Dataset records
========

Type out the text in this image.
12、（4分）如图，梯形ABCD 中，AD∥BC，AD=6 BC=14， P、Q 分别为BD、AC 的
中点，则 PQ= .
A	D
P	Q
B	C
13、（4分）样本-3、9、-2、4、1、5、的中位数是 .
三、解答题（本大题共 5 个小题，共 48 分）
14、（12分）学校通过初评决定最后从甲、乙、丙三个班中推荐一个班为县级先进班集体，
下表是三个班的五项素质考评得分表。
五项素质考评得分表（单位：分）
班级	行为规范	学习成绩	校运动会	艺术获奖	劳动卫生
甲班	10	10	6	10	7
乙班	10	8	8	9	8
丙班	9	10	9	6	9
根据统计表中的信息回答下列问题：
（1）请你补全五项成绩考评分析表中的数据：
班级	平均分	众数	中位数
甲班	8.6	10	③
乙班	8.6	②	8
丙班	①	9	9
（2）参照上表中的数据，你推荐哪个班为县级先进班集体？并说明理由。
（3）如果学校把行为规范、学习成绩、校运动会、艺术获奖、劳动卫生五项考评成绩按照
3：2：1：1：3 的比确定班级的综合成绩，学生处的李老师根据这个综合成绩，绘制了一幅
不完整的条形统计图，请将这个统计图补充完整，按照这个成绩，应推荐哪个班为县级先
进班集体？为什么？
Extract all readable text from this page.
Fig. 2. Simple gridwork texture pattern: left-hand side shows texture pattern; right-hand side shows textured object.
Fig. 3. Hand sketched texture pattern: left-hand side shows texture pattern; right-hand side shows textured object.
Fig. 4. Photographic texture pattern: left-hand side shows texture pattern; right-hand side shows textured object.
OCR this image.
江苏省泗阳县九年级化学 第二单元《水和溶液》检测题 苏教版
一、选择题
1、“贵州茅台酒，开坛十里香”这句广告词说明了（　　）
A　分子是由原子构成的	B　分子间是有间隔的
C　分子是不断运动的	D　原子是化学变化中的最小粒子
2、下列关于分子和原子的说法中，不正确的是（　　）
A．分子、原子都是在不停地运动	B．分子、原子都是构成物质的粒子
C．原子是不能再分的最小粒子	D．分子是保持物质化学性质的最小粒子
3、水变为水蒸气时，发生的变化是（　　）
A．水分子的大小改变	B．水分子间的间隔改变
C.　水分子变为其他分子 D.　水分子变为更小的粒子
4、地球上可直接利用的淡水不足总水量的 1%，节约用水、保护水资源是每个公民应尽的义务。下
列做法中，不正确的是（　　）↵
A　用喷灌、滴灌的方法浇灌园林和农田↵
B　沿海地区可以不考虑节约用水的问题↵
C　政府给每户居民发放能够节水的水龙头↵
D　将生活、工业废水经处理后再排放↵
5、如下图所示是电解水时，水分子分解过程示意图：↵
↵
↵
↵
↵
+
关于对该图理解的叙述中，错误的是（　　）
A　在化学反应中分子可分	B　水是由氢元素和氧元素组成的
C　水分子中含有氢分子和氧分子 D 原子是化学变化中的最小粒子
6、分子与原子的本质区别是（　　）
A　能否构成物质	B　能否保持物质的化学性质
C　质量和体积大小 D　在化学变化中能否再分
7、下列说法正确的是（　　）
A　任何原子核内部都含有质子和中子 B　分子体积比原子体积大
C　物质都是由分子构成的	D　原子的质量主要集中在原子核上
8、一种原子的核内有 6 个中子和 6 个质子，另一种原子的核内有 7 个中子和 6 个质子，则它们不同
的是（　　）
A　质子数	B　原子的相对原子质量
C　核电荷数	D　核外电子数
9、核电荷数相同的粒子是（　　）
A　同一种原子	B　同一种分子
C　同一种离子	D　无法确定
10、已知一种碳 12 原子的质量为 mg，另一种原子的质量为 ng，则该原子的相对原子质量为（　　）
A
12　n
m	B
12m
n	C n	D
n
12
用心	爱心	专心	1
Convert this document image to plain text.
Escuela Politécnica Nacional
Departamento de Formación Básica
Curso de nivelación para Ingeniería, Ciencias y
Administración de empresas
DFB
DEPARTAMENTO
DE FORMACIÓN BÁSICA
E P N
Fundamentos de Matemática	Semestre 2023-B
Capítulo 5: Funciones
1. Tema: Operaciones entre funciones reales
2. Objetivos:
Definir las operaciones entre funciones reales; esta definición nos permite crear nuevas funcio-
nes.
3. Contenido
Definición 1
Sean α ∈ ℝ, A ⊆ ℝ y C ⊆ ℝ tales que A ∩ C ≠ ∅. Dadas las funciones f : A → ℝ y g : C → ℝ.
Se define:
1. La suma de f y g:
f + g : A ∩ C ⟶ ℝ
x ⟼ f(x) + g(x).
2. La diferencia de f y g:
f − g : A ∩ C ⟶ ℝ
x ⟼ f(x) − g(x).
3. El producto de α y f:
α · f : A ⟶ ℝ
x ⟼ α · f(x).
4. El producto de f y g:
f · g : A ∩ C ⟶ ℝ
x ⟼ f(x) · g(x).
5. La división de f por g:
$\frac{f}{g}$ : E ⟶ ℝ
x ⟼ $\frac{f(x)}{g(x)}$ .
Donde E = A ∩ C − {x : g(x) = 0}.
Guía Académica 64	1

========

> **EXERCISE DETAILS**
Give an exact copy of all the data shown above.

> **FINISHED ANSWER**
Type out the text in this image.
12、（4分）如图，梯形ABCD 中，AD∥BC，AD=6 BC=14， P、Q 分别为BD、AC 的
中点，则 PQ= .
A	D
P	Q
B	C
13、（4分）样本-3、9、-2、4、1、5、的中位数是 .
三、解答题（本大题共 5 个小题，共 48 分）
14、（12分）学校通过初评决定最后从甲、乙、丙三个班中推荐一个班为县级先进班集体，
下表是三个班的五项素质考评得分表。
五项素质考评得分表（单位：分）
班级	行为规范	学习成绩	校运动会	艺术获奖	劳动卫生
甲班	10	10	6	10	7
乙班	10	8	8	9	8
丙班	9	10	9	6	9
根据统计表中的信息回答下列问题：
（1）请你补全五项成绩考评分析表中的数据：
班级	平均分	众数	中位数
甲班	8.6	10	③
乙班	8.6	②	8
丙班	①	9	9
（2）参照上表中的数据，你推荐哪个班为县级先进班集体？并说明理由。
（3）如果学校把行为规范、学习成绩、校运动会、艺术获奖、劳动卫生五项考评成绩按照
3：2：1：1：3 的比确定班级的综合成绩，学生处的李老师根据这个综合成绩，绘制了一幅
不完整的条形统计图，请将这个统计图补充完整，按照这个成绩，应推荐哪个班为县级先
进班集体？为什么？
Extract all readable text from this page.
Fig. 2. Simple gridwork texture pattern: left-hand side shows texture pattern; right-hand side shows textured object.
Fig. 3. Hand sketched texture pattern: left-hand side shows texture pattern; right-hand side shows textured object.
Fig. 4. Photographic texture pattern: left-hand side shows texture pattern; right-hand side shows textured object.
OCR this image.
江苏省泗阳县九年级化学 第二单元《水和溶液》检测题 苏教版
一、选择题
1、“贵州茅台酒，开坛十里香”这句广告词说明了（　　）
A　分子是由原子构成的	B　分子间是有间隔的
C　分子是不断运动的	D　原子是化学变化中的最小粒子
2、下列关于分子和原子的说法中，不正确的是（　　）
A．分子、原子都是在不停地运动	B．分子、原子都是构成物质的粒子
C．原子是不能再分的最小粒子	D．分子是保持物质化学性质的最小粒子
3、水变为水蒸气时，发生的变化是（　　）
A．水分子的大小改变	B．水分子间的间隔改变
C.　水分子变为其他分子 D.　水分子变为更小的粒子
4、地球上可直接利用的淡水不足总水量的 1%，节约用水、保护水资源是每个公民应尽的义务。下
列做法中，不正确的是（　　）↵
A　用喷灌、滴灌的方法浇灌园林和农田↵
B　沿海地区可以不考虑节约用水的问题↵
C　政府给每户居民发放能够节水的水龙头↵
D　将生活、工业废水经处理后再排放↵
5、如下图所示是电解水时，水分子分解过程示意图：↵
↵
↵
↵
↵
+
关于对该图理解的叙述中，错误的是（　　）
A　在化学反应中分子可分	B　水是由氢元素和氧元素组成的
C　水分子中含有氢分子和氧分子 D 原子是化学变化中的最小粒子
6、分子与原子的本质区别是（　　）
A　能否构成物质	B　能否保持物质的化学性质
C　质量和体积大小 D　在化学变化中能否再分
7、下列说法正确的是（　　）
A　任何原子核内部都含有质子和中子 B　分子体积比原子体积大
C　物质都是由分子构成的	D　原子的质量主要集中在原子核上
8、一种原子的核内有 6 个中子和 6 个质子，另一种原子的核内有 7 个中子和 6 个质子，则它们不同
的是（　　）
A　质子数	B　原子的相对原子质量
C　核电荷数	D　核外电子数
9、核电荷数相同的粒子是（　　）
A　同一种原子	B　同一种分子
C　同一种离子	D　无法确定
10、已知一种碳 12 原子的质量为 mg，另一种原子的质量为 ng，则该原子的相对原子质量为（　　）
A
12　n
m	B
12m
n	C n	D
n
12
用心	爱心	专心	1
Convert this document image to plain text.
Escuela Politécnica Nacional
Departamento de Formación Básica
Curso de nivelación para Ingeniería, Ciencias y
Administración de empresas
DFB
DEPARTAMENTO
DE FORMACIÓN BÁSICA
E P N
Fundamentos de Matemática	Semestre 2023-B
Capítulo 5: Funciones
1. Tema: Operaciones entre funciones reales
2. Objetivos:
Definir las operaciones entre funciones reales; esta definición nos permite crear nuevas funcio-
nes.
3. Contenido
Definición 1
Sean α ∈ ℝ, A ⊆ ℝ y C ⊆ ℝ tales que A ∩ C ≠ ∅. Dadas las funciones f : A → ℝ y g : C → ℝ.
Se define:
1. La suma de f y g:
f + g : A ∩ C ⟶ ℝ
x ⟼ f(x) + g(x).
2. La diferencia de f y g:
f − g : A ∩ C ⟶ ℝ
x ⟼ f(x) − g(x).
3. El producto de α y f:
α · f : A ⟶ ℝ
x ⟼ α · f(x).
4. El producto de f y g:
f · g : A ∩ C ⟶ ℝ
x ⟼ f(x) · g(x).
5. La división de f por g:
$\frac{f}{g}$ : E ⟶ ℝ
x ⟼ $\frac{f(x)}{g(x)}$ .
Donde E = A ∩ C − {x : g(x) = 0}.
Guía Académica 64	1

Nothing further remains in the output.